In the records that follow, locate every line with "present" and extract it.

>> START

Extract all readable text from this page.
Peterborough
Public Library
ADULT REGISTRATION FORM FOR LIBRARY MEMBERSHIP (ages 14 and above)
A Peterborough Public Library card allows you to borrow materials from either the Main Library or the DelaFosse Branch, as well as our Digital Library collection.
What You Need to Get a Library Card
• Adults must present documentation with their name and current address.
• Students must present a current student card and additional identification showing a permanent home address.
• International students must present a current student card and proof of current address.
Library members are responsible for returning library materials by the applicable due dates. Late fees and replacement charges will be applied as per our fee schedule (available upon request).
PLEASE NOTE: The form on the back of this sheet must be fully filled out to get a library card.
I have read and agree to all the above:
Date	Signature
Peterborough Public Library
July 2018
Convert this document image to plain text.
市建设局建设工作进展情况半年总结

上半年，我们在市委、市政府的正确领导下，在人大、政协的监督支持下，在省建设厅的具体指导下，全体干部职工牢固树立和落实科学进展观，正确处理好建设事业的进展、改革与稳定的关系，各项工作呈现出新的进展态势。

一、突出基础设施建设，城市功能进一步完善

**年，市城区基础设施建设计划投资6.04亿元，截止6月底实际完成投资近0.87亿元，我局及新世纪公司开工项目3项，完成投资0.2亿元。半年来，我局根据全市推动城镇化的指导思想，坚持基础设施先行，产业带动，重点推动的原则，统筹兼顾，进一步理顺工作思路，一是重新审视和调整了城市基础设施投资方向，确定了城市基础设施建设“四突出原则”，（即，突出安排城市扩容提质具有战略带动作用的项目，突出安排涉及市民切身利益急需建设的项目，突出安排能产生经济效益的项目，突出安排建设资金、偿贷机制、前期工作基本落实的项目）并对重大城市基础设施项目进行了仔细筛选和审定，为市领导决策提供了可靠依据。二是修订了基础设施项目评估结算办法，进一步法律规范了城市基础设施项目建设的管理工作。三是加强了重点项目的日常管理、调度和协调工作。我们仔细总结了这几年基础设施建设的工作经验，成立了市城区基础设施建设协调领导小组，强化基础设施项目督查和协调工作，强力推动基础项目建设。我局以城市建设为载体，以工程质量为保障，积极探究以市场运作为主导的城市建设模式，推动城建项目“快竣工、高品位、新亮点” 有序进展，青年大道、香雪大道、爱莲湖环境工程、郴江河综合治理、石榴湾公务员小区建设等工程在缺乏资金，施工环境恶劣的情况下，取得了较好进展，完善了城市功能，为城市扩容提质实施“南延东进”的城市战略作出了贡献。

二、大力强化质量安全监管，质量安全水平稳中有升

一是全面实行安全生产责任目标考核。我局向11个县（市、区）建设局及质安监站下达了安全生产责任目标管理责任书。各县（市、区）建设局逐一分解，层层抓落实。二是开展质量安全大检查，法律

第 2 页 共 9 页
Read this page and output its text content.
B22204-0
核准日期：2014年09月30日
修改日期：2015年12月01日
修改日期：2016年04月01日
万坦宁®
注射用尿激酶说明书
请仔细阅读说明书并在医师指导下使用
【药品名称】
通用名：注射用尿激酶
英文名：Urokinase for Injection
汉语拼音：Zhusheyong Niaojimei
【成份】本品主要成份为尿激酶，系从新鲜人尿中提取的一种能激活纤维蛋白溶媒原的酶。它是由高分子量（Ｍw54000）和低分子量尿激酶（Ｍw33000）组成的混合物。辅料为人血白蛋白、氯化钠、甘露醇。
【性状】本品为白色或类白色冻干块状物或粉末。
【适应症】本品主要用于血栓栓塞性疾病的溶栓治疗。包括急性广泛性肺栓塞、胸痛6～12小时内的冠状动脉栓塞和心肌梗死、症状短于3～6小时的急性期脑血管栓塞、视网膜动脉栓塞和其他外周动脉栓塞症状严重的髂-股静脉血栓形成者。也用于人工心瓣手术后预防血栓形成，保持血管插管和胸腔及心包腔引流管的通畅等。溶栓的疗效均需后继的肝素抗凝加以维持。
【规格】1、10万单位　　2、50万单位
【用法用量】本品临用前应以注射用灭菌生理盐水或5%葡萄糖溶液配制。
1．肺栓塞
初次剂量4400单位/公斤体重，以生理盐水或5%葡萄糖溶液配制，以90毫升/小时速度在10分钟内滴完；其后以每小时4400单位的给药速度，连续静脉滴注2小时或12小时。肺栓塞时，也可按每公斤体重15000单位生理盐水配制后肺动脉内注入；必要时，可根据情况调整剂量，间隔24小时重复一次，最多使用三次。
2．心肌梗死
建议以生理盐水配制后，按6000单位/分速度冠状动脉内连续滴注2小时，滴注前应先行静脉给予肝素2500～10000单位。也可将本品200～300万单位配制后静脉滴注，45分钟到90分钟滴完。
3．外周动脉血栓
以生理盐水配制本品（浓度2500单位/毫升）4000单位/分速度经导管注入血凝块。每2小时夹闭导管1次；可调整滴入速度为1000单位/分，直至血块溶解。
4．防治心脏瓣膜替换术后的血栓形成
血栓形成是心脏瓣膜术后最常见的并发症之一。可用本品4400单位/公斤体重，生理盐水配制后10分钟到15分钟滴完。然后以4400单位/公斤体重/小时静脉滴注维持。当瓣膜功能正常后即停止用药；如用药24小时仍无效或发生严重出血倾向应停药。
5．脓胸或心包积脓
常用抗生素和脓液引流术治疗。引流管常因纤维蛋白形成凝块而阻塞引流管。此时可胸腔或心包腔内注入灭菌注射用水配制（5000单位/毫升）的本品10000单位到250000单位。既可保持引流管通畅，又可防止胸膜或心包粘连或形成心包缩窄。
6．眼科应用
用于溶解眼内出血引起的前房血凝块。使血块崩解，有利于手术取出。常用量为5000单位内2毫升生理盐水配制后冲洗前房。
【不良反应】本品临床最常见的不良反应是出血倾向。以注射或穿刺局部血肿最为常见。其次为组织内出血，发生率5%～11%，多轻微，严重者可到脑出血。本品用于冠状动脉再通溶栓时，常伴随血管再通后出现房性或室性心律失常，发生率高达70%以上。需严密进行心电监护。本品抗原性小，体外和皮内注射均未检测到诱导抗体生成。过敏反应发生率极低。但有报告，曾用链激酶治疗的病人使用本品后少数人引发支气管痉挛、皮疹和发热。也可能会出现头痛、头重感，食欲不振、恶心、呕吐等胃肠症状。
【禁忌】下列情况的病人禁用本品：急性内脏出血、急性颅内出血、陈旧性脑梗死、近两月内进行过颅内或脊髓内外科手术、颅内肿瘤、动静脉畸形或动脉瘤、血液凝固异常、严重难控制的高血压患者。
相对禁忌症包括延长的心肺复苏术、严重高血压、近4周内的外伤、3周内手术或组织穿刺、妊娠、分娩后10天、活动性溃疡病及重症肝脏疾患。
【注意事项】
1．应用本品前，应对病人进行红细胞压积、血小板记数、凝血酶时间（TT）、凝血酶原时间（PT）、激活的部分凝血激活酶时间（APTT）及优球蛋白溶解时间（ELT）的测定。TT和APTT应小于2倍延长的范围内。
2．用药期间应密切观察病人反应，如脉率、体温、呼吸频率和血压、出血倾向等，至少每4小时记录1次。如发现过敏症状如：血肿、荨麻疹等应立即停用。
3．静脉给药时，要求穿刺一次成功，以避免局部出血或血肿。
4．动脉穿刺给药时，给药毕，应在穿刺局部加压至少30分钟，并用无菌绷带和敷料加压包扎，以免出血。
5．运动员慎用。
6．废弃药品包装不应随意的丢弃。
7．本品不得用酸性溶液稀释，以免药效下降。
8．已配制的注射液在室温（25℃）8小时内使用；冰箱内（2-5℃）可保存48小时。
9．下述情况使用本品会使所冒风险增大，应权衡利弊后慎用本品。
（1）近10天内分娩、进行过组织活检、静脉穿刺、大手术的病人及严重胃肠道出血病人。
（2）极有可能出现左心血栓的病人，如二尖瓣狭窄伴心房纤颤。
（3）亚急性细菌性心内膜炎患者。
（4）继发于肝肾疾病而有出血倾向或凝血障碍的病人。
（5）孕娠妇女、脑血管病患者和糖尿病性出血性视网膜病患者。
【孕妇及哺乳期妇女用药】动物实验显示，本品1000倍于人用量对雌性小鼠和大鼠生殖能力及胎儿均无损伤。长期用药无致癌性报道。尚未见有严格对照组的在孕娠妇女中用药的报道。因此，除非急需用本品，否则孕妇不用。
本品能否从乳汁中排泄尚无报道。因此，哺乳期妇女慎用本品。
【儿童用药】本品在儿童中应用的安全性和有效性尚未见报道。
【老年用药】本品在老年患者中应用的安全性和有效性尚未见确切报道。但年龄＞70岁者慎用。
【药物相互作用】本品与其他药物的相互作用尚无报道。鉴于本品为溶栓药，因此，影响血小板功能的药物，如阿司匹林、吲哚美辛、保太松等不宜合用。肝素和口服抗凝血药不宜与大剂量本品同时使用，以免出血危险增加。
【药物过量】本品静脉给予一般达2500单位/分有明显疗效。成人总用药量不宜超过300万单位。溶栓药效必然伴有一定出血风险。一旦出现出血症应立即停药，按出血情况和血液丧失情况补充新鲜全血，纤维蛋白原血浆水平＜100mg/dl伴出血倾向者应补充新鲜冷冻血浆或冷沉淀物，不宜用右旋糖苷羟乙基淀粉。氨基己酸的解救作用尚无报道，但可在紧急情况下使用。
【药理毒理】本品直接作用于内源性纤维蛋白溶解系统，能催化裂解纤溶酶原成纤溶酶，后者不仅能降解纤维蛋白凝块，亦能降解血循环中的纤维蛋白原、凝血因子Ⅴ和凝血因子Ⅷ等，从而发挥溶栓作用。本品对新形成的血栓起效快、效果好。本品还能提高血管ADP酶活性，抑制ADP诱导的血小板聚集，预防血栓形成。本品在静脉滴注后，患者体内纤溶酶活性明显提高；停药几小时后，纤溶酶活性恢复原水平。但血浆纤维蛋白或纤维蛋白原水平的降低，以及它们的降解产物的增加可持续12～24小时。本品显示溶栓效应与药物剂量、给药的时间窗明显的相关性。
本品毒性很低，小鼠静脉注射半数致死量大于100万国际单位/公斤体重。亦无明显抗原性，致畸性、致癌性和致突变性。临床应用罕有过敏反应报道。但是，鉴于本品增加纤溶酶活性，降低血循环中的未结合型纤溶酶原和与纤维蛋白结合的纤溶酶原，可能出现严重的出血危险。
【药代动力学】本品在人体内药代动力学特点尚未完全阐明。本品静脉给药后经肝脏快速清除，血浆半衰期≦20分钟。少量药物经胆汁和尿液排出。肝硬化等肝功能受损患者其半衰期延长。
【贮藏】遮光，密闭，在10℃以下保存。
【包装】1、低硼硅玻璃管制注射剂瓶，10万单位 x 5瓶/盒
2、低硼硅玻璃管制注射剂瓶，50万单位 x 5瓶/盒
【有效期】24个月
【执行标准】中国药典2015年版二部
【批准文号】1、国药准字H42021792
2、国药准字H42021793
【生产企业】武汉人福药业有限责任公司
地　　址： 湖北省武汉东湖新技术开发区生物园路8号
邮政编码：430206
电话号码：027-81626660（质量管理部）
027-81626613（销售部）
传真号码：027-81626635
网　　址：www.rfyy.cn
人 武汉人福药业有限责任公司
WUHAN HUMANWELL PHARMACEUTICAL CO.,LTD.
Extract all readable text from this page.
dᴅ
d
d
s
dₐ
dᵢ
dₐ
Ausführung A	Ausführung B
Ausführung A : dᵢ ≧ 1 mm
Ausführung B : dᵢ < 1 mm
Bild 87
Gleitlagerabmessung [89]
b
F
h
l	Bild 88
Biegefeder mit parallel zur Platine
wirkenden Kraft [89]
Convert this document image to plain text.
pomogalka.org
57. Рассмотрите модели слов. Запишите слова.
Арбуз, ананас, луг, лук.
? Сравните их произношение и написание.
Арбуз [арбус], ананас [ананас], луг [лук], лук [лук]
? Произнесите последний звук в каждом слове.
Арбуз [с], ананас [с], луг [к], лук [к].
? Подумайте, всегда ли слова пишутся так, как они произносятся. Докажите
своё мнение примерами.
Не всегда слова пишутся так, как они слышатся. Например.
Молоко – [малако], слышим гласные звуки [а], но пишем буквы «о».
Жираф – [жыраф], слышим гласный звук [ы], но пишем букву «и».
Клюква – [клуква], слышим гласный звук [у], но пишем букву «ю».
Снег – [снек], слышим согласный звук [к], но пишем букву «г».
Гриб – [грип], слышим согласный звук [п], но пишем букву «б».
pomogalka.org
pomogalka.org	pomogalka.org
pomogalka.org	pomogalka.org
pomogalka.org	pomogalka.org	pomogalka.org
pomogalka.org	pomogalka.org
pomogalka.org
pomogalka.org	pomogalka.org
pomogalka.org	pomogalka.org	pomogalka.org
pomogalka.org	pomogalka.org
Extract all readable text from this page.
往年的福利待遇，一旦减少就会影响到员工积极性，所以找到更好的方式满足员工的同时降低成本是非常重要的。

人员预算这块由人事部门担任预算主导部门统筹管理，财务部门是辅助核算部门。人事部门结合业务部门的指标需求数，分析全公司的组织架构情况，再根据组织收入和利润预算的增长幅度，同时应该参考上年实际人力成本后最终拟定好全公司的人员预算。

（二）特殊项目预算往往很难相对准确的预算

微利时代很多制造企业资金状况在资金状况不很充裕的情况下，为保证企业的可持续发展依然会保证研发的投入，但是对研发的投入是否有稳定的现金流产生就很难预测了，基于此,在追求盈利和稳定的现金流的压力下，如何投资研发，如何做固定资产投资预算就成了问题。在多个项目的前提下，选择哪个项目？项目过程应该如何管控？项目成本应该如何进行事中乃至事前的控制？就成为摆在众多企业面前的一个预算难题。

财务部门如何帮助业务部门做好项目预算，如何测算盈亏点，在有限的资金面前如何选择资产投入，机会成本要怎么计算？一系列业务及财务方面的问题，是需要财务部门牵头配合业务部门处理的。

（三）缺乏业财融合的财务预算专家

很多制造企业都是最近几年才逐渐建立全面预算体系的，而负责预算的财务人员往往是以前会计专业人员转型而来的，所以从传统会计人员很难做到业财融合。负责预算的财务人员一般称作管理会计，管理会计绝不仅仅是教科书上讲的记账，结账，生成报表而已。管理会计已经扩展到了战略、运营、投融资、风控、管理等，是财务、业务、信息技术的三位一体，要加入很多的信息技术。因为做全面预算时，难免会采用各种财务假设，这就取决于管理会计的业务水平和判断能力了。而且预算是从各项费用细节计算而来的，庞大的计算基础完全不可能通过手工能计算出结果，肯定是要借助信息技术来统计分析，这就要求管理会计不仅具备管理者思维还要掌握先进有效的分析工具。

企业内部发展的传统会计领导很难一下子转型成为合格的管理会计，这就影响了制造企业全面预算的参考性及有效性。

>> END

-- THE ANSWER --
• Adults must present documentation with their name and current address.
• Students must present a current student card and additional identification showing a permanent home address.
• International students must present a current student card and proof of current address.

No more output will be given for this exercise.